**YOUR INSTRUCTIONS**.
Answer with one number: how many lines hold the string "image".

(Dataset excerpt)
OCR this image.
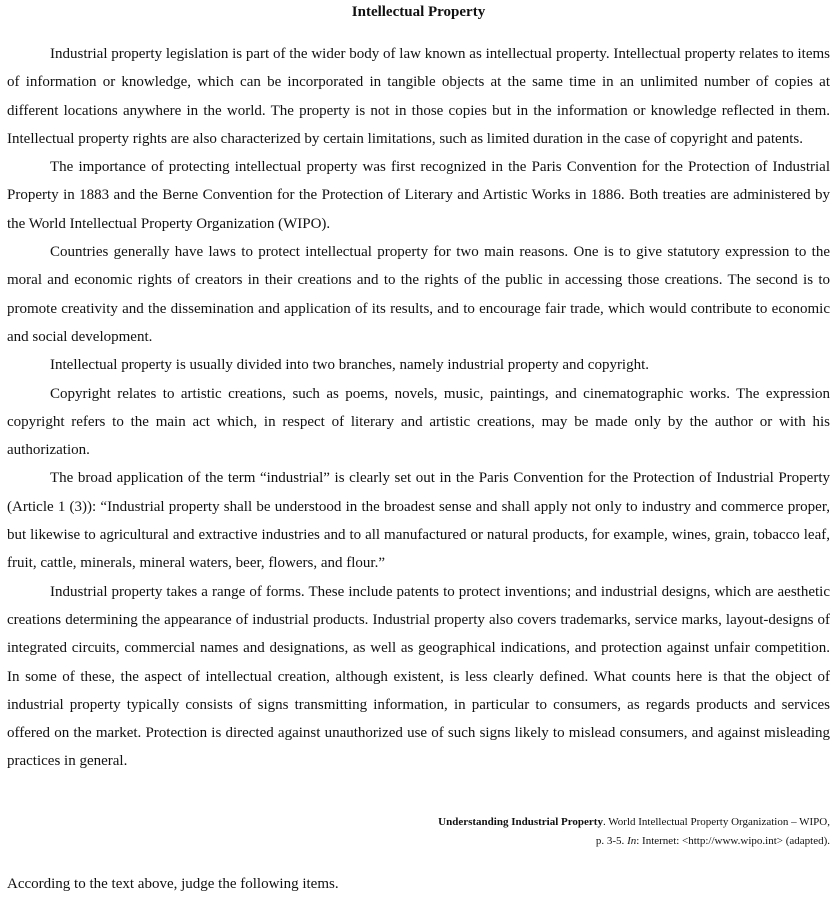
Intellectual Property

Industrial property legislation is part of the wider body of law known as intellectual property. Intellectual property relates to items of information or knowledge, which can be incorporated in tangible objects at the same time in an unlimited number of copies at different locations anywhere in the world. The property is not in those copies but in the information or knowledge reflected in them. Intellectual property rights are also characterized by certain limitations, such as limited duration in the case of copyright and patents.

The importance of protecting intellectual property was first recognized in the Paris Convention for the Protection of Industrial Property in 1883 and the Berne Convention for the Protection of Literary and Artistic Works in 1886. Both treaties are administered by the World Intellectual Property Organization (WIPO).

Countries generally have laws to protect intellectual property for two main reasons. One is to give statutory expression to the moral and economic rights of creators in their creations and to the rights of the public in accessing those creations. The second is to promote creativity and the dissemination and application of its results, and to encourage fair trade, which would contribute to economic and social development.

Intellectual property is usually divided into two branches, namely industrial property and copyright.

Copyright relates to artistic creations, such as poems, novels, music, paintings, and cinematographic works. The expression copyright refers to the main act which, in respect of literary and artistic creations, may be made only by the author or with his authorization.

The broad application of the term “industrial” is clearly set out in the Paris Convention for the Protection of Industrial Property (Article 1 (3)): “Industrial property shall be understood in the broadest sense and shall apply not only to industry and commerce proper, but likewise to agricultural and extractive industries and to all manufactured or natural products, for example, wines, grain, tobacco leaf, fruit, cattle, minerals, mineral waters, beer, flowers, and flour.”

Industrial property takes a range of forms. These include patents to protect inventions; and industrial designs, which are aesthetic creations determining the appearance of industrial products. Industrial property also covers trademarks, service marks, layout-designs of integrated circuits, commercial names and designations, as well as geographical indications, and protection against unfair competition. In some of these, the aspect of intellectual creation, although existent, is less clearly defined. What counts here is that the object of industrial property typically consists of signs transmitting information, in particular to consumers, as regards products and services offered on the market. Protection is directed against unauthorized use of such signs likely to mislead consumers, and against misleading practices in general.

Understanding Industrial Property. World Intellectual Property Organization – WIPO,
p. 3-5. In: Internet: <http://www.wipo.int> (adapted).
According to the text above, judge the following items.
* * *
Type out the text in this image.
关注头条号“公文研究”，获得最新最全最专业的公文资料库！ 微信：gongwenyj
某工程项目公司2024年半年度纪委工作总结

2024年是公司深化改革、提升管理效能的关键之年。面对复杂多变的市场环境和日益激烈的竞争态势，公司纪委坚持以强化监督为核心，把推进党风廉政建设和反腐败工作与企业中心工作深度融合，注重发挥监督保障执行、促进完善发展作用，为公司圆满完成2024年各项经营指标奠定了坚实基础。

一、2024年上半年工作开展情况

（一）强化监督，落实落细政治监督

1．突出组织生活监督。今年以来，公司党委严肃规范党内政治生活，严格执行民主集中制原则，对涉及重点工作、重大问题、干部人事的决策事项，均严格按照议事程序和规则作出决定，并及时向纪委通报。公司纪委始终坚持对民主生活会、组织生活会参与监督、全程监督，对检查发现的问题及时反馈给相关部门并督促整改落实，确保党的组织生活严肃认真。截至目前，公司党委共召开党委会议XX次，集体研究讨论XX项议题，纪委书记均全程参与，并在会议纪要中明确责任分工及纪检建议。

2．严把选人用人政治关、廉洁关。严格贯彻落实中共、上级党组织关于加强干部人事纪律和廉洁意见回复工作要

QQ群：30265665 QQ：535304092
---
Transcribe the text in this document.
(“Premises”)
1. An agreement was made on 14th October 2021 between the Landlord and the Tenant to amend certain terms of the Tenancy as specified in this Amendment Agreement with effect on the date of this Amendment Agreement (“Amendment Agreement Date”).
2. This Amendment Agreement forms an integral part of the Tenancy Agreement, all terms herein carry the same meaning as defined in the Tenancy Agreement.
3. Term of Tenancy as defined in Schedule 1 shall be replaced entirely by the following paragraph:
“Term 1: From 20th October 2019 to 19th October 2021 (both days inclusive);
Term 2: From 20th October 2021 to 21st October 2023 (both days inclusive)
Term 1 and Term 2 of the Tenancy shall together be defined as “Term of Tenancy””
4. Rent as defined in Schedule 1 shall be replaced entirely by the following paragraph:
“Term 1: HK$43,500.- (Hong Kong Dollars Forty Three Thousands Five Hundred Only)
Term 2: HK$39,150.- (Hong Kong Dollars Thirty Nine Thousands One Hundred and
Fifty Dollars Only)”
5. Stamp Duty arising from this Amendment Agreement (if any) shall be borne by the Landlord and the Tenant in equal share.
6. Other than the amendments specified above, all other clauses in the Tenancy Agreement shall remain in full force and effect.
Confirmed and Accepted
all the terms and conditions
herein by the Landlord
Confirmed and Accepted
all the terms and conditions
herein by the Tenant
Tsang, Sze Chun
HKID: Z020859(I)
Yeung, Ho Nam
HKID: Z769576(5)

**WRITTEN RESPONSE**.
2